Material for the task:
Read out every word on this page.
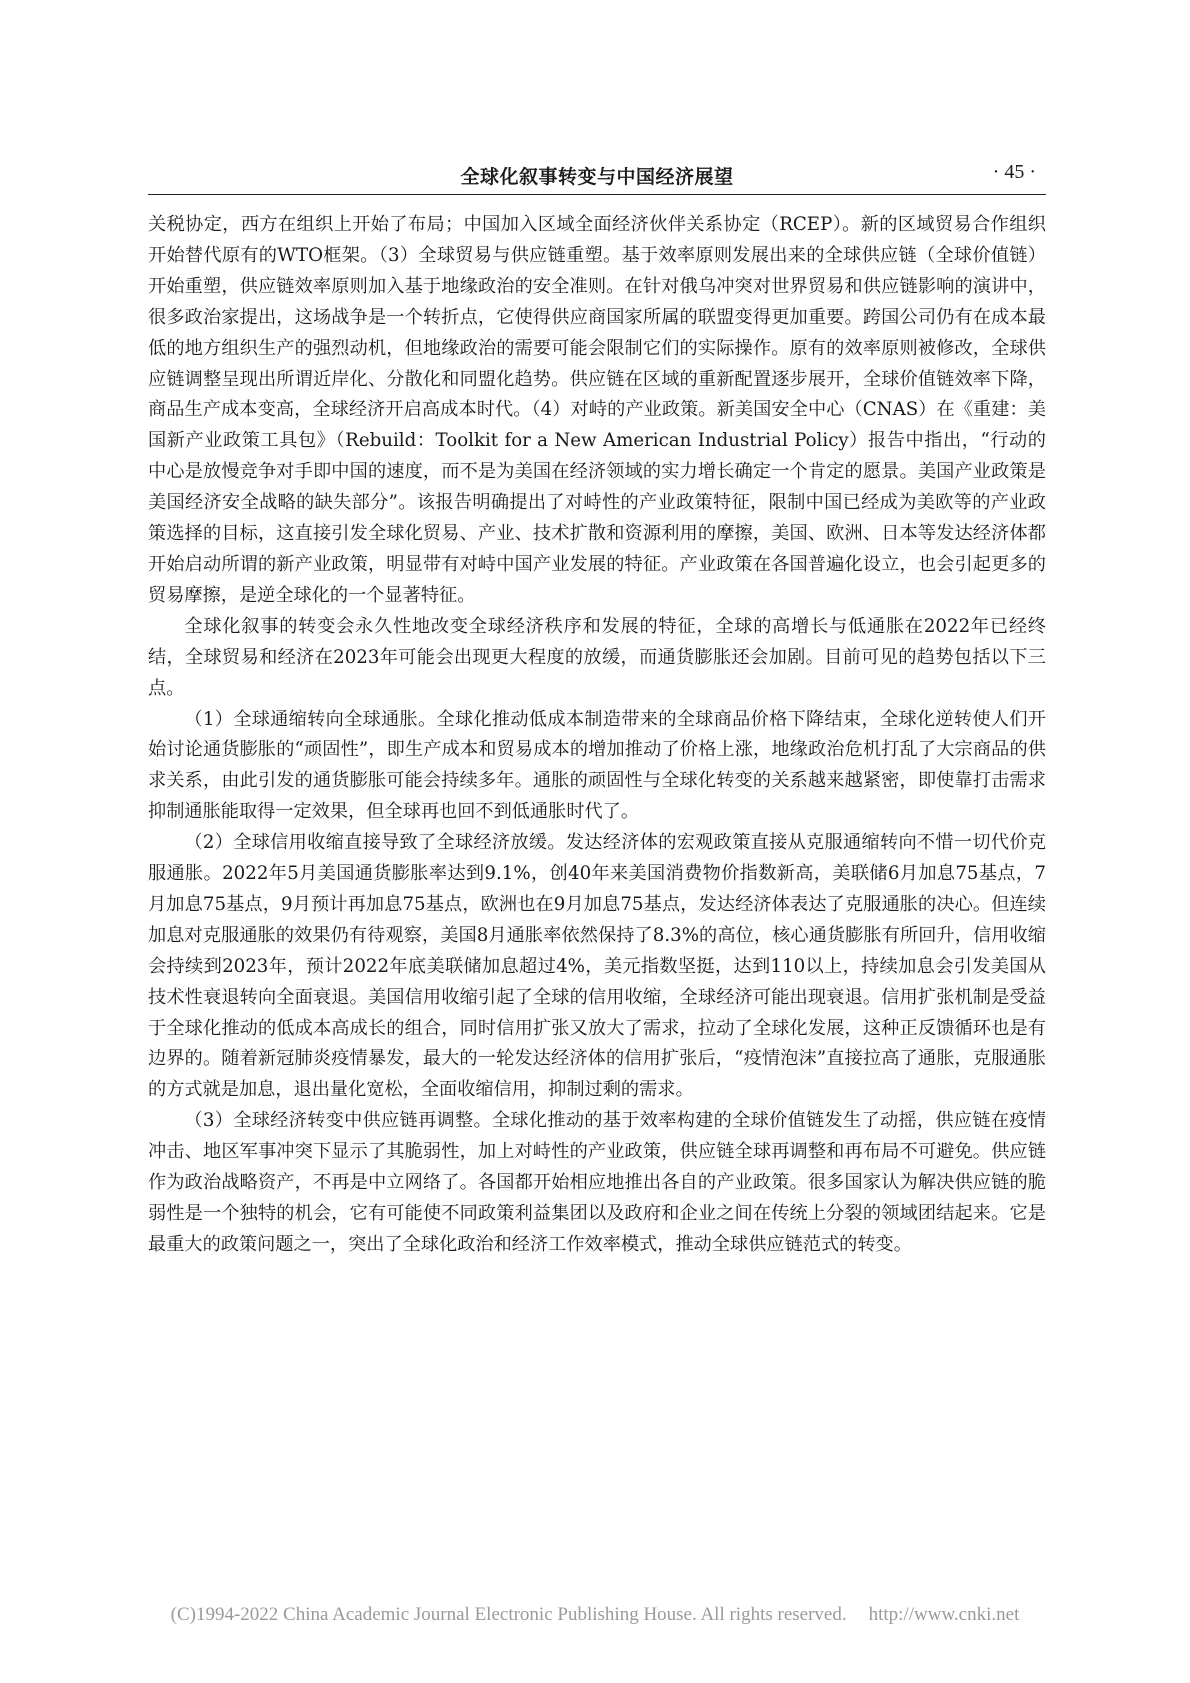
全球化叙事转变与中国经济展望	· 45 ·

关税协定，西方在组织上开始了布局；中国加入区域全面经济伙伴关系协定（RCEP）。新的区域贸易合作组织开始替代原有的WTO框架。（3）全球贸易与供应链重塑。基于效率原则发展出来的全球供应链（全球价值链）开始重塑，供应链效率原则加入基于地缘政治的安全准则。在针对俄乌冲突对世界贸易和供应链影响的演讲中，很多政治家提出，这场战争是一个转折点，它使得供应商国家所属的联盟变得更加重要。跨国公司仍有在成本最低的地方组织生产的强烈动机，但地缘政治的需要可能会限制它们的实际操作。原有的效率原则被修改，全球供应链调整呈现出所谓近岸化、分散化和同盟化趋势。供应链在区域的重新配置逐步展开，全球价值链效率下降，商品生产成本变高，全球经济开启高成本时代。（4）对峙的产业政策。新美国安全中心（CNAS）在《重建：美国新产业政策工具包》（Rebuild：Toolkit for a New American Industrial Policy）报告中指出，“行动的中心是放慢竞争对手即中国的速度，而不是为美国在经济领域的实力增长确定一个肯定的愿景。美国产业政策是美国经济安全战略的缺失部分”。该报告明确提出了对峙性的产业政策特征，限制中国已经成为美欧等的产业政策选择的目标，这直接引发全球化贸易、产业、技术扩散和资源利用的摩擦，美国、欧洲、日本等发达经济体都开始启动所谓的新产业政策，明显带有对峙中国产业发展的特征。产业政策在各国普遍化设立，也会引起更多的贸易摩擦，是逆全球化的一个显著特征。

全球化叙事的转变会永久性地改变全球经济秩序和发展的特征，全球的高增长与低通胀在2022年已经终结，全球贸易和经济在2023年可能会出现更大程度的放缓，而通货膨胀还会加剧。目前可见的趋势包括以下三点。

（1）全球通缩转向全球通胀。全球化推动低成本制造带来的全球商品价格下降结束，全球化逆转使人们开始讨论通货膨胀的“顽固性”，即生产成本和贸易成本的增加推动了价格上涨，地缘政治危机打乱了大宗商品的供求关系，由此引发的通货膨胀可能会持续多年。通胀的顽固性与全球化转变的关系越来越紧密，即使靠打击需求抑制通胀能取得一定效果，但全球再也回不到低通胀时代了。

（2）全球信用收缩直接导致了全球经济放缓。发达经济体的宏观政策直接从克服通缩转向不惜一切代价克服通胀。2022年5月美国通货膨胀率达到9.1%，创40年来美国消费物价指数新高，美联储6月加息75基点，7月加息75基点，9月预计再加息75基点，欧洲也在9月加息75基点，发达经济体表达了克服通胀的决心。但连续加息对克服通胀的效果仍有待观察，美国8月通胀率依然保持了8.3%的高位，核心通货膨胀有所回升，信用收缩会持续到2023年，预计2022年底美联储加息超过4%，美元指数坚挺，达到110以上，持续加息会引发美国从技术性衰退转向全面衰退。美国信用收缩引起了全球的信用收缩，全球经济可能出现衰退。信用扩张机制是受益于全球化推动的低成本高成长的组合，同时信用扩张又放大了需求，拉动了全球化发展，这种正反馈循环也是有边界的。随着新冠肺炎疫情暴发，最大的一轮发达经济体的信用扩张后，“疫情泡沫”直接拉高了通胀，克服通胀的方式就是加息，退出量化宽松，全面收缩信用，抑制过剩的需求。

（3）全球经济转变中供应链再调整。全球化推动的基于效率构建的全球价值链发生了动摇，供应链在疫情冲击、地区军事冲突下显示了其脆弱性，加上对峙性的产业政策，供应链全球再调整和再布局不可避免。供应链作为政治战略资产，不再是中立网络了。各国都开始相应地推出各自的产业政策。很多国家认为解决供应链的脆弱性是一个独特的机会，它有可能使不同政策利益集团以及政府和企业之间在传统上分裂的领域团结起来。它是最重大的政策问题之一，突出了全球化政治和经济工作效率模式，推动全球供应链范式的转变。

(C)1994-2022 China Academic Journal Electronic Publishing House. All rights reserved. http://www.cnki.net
* * *
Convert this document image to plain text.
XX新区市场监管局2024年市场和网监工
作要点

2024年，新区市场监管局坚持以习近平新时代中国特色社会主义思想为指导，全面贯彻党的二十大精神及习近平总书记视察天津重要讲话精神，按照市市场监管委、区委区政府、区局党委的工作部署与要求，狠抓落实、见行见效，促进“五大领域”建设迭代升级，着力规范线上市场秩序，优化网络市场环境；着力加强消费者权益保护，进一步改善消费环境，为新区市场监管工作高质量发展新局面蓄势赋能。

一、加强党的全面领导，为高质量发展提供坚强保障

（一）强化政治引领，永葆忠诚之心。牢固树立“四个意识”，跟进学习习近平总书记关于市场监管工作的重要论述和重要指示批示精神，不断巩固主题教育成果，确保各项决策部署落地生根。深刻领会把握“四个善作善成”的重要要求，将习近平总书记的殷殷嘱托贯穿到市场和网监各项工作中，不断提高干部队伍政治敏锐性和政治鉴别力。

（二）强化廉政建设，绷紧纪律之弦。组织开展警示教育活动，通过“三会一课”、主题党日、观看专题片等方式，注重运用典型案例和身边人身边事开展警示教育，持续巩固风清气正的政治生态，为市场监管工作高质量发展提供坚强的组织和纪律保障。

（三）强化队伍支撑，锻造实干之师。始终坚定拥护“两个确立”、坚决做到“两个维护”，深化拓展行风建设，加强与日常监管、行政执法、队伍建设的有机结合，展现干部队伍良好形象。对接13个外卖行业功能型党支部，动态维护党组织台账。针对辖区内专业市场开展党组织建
* * *
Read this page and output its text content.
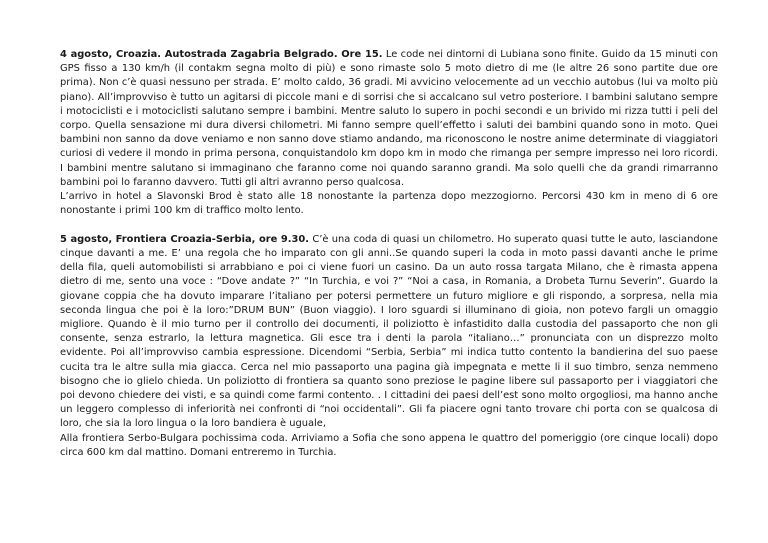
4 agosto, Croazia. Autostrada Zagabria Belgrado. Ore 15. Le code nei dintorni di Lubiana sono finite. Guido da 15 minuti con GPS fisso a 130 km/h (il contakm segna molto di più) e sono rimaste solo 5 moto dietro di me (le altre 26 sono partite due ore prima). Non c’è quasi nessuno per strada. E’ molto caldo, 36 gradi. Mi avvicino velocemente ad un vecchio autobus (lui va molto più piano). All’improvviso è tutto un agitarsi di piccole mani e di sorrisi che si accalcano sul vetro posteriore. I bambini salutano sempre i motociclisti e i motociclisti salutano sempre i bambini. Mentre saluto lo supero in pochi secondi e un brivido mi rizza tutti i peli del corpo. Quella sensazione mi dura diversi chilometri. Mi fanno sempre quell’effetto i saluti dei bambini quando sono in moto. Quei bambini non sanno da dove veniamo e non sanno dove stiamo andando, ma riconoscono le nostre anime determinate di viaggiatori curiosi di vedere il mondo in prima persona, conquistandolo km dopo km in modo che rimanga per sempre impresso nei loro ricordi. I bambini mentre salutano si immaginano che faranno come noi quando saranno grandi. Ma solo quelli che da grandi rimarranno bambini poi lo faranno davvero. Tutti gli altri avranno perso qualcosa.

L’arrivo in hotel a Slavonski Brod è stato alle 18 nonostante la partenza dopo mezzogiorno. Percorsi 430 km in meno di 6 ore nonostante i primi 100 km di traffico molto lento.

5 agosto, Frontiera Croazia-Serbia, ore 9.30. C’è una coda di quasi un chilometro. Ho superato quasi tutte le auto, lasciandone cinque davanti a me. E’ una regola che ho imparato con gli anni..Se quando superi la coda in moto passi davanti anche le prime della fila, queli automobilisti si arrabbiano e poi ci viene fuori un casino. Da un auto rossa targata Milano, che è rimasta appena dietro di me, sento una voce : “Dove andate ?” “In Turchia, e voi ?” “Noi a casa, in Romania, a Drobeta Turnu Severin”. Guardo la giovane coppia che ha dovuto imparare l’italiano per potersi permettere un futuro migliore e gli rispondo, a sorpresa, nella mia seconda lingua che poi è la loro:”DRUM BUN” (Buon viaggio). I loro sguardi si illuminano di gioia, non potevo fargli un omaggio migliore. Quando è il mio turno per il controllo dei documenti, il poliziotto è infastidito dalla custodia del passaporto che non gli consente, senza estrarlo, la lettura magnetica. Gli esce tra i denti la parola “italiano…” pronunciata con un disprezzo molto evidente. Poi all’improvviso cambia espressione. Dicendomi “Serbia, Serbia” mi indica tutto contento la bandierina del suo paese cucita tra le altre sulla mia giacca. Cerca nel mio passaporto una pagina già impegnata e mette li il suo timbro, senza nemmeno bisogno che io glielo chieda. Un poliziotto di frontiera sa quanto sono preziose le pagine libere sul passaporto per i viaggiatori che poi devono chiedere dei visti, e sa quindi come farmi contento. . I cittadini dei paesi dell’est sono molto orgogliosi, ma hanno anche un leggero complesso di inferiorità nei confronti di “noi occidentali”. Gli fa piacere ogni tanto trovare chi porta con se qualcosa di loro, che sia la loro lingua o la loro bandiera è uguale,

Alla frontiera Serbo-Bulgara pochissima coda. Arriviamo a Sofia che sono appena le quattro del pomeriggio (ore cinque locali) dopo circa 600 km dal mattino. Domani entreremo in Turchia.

Directions: Each line containing the word "this" counts once; say how many such lines there are, giving only the number.

Result of the exercise: 3